Rows from a figure dataset:
* * * * * * * * *

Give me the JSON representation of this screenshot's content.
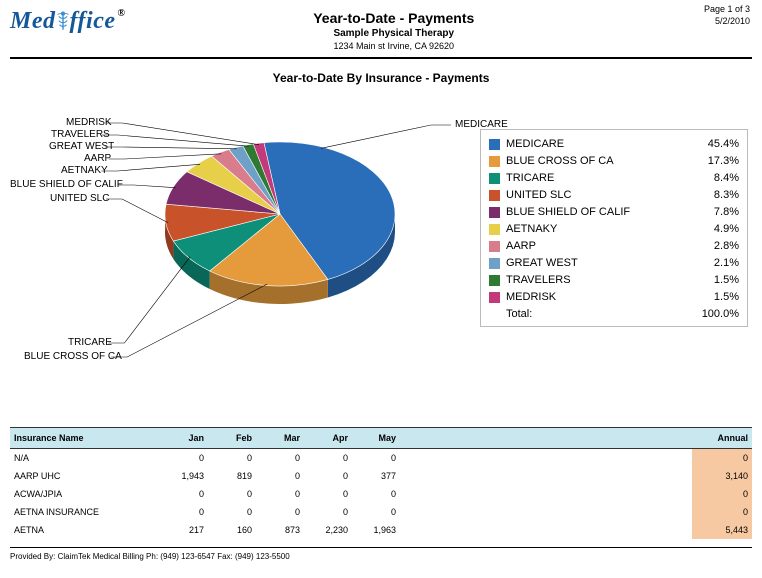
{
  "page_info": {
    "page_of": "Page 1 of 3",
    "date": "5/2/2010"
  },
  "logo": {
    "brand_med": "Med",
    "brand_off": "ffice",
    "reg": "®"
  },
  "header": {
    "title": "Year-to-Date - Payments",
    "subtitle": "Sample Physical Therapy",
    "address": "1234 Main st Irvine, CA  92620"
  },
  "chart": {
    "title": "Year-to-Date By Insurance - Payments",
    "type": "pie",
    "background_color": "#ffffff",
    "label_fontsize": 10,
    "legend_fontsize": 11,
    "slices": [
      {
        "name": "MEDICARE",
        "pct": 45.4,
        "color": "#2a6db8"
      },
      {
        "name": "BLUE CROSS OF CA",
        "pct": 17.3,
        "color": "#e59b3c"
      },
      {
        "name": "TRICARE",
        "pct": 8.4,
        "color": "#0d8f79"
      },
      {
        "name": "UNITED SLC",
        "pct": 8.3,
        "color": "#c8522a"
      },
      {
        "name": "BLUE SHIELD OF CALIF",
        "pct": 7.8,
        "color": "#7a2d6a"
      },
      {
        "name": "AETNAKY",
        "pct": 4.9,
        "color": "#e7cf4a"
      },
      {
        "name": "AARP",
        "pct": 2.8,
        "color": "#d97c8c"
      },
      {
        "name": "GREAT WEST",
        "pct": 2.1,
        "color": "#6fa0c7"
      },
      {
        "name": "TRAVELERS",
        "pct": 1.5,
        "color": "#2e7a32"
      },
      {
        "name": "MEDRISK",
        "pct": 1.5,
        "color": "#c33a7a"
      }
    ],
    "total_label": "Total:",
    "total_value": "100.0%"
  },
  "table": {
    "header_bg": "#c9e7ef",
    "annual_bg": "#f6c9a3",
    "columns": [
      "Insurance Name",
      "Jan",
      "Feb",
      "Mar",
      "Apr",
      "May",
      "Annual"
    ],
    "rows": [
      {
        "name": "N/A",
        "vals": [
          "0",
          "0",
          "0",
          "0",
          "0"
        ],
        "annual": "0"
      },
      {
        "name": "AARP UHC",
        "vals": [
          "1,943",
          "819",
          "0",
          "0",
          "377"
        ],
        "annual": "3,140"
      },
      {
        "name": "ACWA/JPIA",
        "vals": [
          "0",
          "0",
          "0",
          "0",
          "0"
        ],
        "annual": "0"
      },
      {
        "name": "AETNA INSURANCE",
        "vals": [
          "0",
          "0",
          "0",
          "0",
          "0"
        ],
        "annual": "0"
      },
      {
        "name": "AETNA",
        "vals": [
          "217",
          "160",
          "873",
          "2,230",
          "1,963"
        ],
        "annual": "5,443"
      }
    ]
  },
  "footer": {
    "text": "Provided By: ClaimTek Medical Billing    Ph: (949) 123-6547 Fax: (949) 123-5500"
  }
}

* * * * * * * * *

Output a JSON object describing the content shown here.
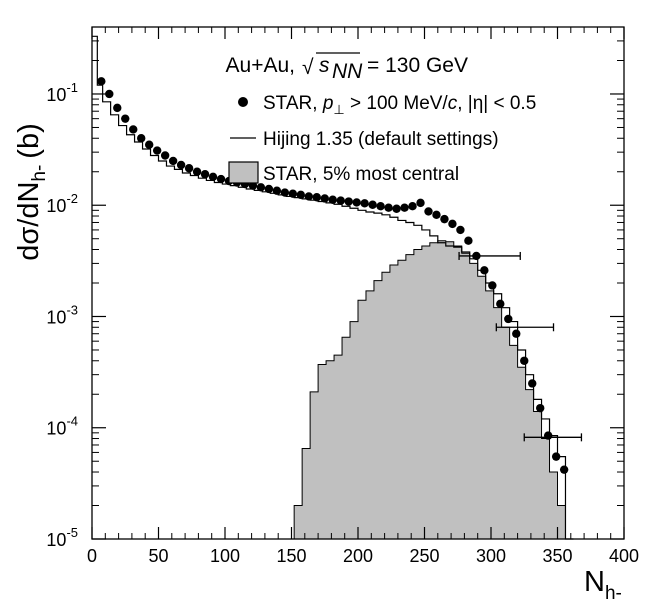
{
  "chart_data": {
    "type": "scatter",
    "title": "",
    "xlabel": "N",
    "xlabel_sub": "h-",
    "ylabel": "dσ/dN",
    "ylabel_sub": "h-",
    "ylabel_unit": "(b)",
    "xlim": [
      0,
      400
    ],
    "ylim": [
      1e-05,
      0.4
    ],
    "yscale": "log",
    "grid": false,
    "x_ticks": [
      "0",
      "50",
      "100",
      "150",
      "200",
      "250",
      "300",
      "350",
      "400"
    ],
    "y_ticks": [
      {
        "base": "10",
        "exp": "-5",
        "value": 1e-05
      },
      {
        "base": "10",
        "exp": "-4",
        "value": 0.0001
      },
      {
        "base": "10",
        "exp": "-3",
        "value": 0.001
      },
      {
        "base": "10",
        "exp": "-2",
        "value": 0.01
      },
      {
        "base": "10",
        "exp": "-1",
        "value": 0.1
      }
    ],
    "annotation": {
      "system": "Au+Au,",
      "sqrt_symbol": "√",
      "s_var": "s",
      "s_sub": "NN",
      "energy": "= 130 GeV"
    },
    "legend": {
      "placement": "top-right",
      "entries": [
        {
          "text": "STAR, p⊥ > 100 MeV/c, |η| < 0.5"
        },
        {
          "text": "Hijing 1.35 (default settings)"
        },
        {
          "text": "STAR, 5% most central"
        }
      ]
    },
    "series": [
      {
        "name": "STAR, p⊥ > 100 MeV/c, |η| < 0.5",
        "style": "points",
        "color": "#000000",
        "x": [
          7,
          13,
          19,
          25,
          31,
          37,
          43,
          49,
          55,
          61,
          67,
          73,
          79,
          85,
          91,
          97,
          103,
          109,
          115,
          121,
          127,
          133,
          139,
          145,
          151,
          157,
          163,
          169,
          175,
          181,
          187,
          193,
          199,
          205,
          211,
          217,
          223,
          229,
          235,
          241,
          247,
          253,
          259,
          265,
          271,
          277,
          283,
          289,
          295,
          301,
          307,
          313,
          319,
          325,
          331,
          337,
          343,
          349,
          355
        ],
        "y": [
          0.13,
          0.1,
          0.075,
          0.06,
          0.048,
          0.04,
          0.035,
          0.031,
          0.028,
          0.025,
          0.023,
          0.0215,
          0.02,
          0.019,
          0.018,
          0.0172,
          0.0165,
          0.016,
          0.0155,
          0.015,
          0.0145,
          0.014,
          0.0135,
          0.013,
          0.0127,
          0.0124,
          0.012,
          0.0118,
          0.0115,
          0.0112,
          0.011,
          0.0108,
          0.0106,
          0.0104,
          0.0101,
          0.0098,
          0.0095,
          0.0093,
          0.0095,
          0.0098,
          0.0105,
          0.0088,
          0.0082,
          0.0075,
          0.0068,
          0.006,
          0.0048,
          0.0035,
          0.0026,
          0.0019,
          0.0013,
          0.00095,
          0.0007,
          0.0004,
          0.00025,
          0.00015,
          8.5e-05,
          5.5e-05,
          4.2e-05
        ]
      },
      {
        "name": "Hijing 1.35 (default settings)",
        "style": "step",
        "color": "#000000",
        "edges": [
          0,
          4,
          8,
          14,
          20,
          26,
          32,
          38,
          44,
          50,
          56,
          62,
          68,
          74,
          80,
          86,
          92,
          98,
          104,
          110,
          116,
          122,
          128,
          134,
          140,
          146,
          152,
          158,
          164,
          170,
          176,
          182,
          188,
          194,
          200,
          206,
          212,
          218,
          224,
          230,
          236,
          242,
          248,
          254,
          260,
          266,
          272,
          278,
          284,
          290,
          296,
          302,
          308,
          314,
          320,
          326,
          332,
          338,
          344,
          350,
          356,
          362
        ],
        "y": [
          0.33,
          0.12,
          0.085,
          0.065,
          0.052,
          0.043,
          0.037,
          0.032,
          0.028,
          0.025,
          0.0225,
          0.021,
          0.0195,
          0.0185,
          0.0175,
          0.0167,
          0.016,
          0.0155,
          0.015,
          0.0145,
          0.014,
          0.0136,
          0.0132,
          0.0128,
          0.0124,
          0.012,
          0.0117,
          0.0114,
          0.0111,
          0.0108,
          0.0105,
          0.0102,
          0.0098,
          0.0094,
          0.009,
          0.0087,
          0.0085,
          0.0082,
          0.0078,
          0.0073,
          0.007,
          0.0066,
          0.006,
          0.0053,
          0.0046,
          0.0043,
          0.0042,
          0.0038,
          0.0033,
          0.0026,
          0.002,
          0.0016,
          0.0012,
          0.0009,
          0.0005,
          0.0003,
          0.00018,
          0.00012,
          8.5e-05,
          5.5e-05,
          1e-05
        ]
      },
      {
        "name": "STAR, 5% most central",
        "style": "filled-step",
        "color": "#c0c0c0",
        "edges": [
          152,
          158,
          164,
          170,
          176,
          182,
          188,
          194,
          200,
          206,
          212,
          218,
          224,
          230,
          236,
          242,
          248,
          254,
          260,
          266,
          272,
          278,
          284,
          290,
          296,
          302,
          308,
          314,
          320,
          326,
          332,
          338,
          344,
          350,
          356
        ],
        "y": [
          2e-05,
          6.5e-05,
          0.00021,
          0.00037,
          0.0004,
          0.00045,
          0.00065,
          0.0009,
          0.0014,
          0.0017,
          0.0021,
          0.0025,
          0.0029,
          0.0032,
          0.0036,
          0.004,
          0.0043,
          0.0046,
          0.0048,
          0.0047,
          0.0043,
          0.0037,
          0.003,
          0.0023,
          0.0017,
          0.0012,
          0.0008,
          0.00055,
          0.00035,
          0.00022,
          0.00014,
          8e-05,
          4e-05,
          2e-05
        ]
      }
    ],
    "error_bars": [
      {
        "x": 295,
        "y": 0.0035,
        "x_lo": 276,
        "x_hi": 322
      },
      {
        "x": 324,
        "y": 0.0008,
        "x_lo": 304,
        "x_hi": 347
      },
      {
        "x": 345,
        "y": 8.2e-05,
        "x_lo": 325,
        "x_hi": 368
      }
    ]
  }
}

* * * * * * * * *

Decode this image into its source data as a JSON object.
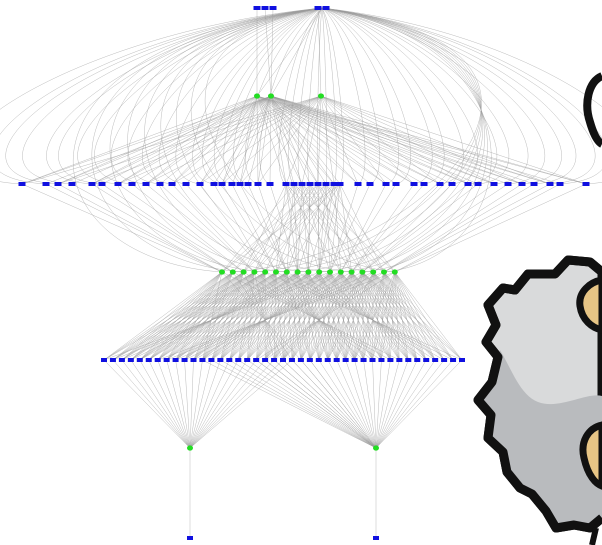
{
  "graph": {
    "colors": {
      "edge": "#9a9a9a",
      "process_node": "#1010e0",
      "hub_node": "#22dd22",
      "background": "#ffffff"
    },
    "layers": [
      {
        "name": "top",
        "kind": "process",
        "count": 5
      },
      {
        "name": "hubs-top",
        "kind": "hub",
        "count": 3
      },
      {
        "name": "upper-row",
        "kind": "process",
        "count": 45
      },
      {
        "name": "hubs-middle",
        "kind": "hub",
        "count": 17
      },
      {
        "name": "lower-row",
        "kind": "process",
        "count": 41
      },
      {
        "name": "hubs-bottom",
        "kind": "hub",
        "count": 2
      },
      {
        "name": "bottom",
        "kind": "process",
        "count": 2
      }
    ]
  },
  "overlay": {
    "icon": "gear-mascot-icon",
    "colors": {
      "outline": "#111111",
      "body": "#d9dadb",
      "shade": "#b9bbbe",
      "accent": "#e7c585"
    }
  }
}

* * * * * * * * *

**STATED TASK**
List the lines of the material in which the word "most" occurs.

**SOLUTION BELOW**
          "text": "STAR, 5% most central"
        "name": "STAR, 5% most central",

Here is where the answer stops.